**WRITTEN TASK**
Rewrite all of the rows below, changing every "chart-title" to "plot-title" and keeping everything else the same.

**INPUT MATERIAL**
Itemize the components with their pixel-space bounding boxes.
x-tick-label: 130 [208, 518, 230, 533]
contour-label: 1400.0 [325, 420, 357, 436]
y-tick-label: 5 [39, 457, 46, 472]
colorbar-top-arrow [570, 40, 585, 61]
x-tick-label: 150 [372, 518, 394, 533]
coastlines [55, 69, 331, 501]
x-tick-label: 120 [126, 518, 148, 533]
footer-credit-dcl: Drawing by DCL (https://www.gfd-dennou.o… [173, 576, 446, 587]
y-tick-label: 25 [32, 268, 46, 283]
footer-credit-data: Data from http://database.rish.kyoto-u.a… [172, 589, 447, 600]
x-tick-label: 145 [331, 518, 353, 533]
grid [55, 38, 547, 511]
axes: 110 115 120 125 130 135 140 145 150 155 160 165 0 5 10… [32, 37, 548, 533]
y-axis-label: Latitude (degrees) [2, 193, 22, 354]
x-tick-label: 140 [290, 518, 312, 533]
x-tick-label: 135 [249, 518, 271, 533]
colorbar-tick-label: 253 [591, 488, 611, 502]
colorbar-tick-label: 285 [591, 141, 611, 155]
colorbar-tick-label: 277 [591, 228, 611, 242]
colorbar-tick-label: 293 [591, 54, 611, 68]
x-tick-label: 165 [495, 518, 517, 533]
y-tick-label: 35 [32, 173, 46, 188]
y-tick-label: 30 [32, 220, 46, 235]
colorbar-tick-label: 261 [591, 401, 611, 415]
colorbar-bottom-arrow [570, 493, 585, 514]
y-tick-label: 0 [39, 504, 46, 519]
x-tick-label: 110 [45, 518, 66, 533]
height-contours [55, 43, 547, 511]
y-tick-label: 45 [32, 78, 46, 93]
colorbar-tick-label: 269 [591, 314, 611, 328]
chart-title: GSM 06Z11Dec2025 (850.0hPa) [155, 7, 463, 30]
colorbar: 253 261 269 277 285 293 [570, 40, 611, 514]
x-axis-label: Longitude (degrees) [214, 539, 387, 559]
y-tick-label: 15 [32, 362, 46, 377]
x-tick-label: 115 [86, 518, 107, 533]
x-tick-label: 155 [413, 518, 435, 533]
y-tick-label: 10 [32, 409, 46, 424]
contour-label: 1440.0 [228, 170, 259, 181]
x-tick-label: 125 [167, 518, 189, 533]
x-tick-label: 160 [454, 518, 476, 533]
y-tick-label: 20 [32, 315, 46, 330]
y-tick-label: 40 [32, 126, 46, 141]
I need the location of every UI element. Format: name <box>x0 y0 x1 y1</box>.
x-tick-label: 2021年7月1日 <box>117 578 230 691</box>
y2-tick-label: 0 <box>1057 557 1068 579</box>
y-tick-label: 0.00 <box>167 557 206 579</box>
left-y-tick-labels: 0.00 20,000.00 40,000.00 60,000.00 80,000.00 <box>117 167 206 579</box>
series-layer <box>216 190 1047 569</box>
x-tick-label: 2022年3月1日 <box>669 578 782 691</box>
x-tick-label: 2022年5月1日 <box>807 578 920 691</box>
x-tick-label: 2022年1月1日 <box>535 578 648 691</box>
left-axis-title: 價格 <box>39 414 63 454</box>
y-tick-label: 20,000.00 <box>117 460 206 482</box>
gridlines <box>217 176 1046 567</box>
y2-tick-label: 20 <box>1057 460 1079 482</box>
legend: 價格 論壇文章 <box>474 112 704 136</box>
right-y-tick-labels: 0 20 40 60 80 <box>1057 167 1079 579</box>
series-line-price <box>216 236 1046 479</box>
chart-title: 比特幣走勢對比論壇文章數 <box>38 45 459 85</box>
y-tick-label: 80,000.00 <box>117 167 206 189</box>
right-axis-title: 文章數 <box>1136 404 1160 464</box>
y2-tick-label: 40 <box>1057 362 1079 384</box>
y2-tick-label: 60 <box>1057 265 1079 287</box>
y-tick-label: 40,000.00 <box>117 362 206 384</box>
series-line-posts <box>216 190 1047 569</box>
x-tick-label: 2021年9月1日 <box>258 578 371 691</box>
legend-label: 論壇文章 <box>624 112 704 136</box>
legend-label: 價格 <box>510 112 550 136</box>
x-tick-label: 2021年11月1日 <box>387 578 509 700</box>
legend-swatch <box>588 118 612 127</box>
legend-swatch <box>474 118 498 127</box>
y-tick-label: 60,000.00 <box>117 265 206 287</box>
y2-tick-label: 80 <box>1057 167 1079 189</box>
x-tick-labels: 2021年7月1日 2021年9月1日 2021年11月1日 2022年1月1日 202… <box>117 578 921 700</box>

**WRITTEN ANSWER**
Itemize the components with their pixel-space bounding boxes.
x-tick-label: 130 [208, 518, 230, 533]
contour-label: 1400.0 [325, 420, 357, 436]
y-tick-label: 5 [39, 457, 46, 472]
colorbar-top-arrow [570, 40, 585, 61]
x-tick-label: 150 [372, 518, 394, 533]
coastlines [55, 69, 331, 501]
x-tick-label: 120 [126, 518, 148, 533]
footer-credit-dcl: Drawing by DCL (https://www.gfd-dennou.o… [173, 576, 446, 587]
y-tick-label: 25 [32, 268, 46, 283]
footer-credit-data: Data from http://database.rish.kyoto-u.a… [172, 589, 447, 600]
x-tick-label: 145 [331, 518, 353, 533]
grid [55, 38, 547, 511]
axes: 110 115 120 125 130 135 140 145 150 155 160 165 0 5 10… [32, 37, 548, 533]
y-axis-label: Latitude (degrees) [2, 193, 22, 354]
x-tick-label: 140 [290, 518, 312, 533]
x-tick-label: 135 [249, 518, 271, 533]
colorbar-tick-label: 253 [591, 488, 611, 502]
colorbar-tick-label: 285 [591, 141, 611, 155]
colorbar-tick-label: 277 [591, 228, 611, 242]
colorbar-tick-label: 293 [591, 54, 611, 68]
x-tick-label: 165 [495, 518, 517, 533]
y-tick-label: 35 [32, 173, 46, 188]
y-tick-label: 30 [32, 220, 46, 235]
colorbar-tick-label: 261 [591, 401, 611, 415]
colorbar-bottom-arrow [570, 493, 585, 514]
y-tick-label: 0 [39, 504, 46, 519]
x-tick-label: 110 [45, 518, 66, 533]
height-contours [55, 43, 547, 511]
y-tick-label: 45 [32, 78, 46, 93]
colorbar-tick-label: 269 [591, 314, 611, 328]
plot-title: GSM 06Z11Dec2025 (850.0hPa) [155, 7, 463, 30]
colorbar: 253 261 269 277 285 293 [570, 40, 611, 514]
x-axis-label: Longitude (degrees) [214, 539, 387, 559]
y-tick-label: 15 [32, 362, 46, 377]
x-tick-label: 115 [86, 518, 107, 533]
x-tick-label: 155 [413, 518, 435, 533]
y-tick-label: 10 [32, 409, 46, 424]
contour-label: 1440.0 [228, 170, 259, 181]
x-tick-label: 125 [167, 518, 189, 533]
x-tick-label: 160 [454, 518, 476, 533]
y-tick-label: 20 [32, 315, 46, 330]
y-tick-label: 40 [32, 126, 46, 141]
I need the location of every UI element. Format: name <box>x0 y0 x1 y1</box>.
x-tick-label: 2021年7月1日 <box>117 578 230 691</box>
y2-tick-label: 0 <box>1057 557 1068 579</box>
y-tick-label: 0.00 <box>167 557 206 579</box>
left-y-tick-labels: 0.00 20,000.00 40,000.00 60,000.00 80,000.00 <box>117 167 206 579</box>
series-layer <box>216 190 1047 569</box>
x-tick-label: 2022年3月1日 <box>669 578 782 691</box>
x-tick-label: 2022年5月1日 <box>807 578 920 691</box>
x-tick-label: 2022年1月1日 <box>535 578 648 691</box>
left-axis-title: 價格 <box>39 414 63 454</box>
y-tick-label: 20,000.00 <box>117 460 206 482</box>
gridlines <box>217 176 1046 567</box>
y2-tick-label: 20 <box>1057 460 1079 482</box>
legend: 價格 論壇文章 <box>474 112 704 136</box>
right-y-tick-labels: 0 20 40 60 80 <box>1057 167 1079 579</box>
series-line-price <box>216 236 1046 479</box>
plot-title: 比特幣走勢對比論壇文章數 <box>38 45 459 85</box>
y-tick-label: 80,000.00 <box>117 167 206 189</box>
right-axis-title: 文章數 <box>1136 404 1160 464</box>
y2-tick-label: 40 <box>1057 362 1079 384</box>
y2-tick-label: 60 <box>1057 265 1079 287</box>
y-tick-label: 40,000.00 <box>117 362 206 384</box>
series-line-posts <box>216 190 1047 569</box>
x-tick-label: 2021年9月1日 <box>258 578 371 691</box>
legend-label: 論壇文章 <box>624 112 704 136</box>
legend-label: 價格 <box>510 112 550 136</box>
x-tick-label: 2021年11月1日 <box>387 578 509 700</box>
legend-swatch <box>588 118 612 127</box>
legend-swatch <box>474 118 498 127</box>
y-tick-label: 60,000.00 <box>117 265 206 287</box>
y2-tick-label: 80 <box>1057 167 1079 189</box>
x-tick-labels: 2021年7月1日 2021年9月1日 2021年11月1日 2022年1月1日 202… <box>117 578 921 700</box>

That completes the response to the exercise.